<<<<

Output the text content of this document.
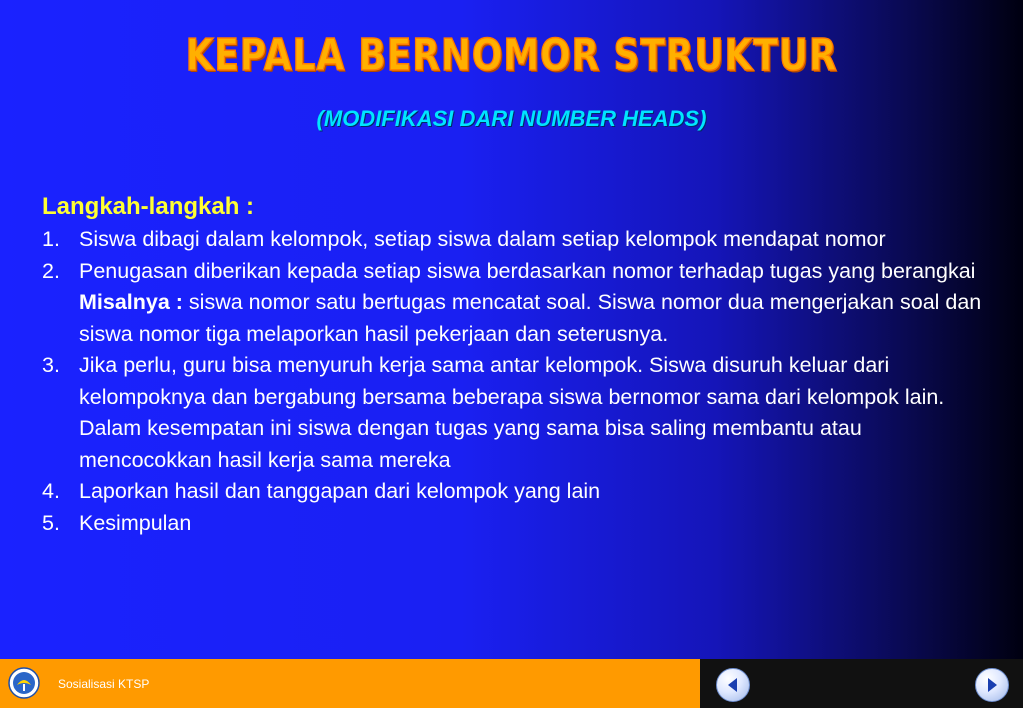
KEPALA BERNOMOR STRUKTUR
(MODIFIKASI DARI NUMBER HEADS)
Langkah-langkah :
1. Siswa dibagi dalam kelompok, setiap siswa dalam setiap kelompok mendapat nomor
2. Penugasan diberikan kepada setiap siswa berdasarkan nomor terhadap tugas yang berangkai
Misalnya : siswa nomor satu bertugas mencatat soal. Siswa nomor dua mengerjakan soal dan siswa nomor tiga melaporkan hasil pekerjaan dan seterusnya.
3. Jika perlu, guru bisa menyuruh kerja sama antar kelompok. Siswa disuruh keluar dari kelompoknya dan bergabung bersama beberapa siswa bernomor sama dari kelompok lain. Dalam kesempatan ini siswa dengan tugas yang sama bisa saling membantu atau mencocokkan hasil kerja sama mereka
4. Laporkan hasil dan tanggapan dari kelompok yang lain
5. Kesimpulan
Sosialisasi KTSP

>>>>
<<<<

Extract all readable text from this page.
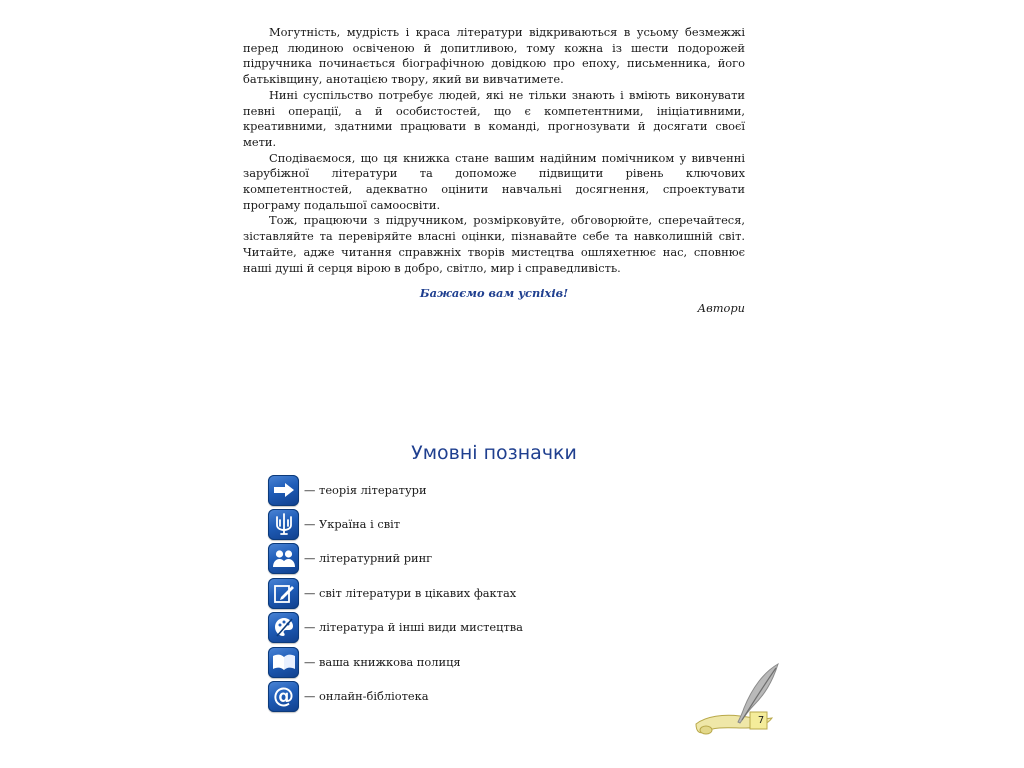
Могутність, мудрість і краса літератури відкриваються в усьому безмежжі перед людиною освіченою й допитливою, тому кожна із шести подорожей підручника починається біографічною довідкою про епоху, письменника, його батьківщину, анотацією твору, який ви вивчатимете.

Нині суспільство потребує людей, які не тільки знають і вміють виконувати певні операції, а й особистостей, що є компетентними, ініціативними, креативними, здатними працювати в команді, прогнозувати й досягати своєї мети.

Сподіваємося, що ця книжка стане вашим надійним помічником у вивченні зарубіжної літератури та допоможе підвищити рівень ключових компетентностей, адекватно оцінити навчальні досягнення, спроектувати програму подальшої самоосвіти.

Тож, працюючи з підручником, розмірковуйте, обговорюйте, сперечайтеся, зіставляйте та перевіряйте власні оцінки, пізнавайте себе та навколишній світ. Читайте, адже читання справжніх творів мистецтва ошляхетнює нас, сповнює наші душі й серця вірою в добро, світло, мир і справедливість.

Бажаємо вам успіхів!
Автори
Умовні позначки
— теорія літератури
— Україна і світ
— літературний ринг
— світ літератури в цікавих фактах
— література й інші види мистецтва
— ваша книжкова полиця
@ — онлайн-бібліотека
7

>>>>

## EXERCISE DIRECTIONS
State how many lines in the records above contain the word "yang", and give only that number.

## THE RESPONSE
3